START Provided information
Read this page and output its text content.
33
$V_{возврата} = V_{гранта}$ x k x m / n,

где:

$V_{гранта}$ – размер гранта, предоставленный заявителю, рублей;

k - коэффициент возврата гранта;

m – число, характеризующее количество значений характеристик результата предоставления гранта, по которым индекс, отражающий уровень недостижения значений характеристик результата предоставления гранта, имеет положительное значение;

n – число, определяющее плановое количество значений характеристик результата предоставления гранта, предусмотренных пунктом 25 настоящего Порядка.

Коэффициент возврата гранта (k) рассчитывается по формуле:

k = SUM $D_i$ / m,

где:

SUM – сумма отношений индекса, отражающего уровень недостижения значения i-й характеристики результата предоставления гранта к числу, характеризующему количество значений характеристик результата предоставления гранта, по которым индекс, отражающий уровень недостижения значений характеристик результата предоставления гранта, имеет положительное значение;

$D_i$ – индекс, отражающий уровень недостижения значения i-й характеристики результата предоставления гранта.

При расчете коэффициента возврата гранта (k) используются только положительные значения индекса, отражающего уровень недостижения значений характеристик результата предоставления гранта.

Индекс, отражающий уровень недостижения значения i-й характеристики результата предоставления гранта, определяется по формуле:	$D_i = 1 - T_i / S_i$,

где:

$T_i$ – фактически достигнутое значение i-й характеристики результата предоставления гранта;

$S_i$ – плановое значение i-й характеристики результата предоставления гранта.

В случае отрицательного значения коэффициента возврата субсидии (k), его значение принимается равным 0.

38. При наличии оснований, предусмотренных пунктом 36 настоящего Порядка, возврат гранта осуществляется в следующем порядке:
END Provided information
Exercise goal
List every line from the entries above in which "имеет" appears.

The response
m – число, характеризующее количество значений характеристик результата предоставления гранта, по которым индекс, отражающий уровень недостижения значений характеристик результата предоставления гранта, имеет положительное значение;
SUM – сумма отношений индекса, отражающего уровень недостижения значения i-й характеристики результата предоставления гранта к числу, характеризующему количество значений характеристик результата предоставления гранта, по которым индекс, отражающий уровень недостижения значений характеристик результата предоставления гранта, имеет положительное значение;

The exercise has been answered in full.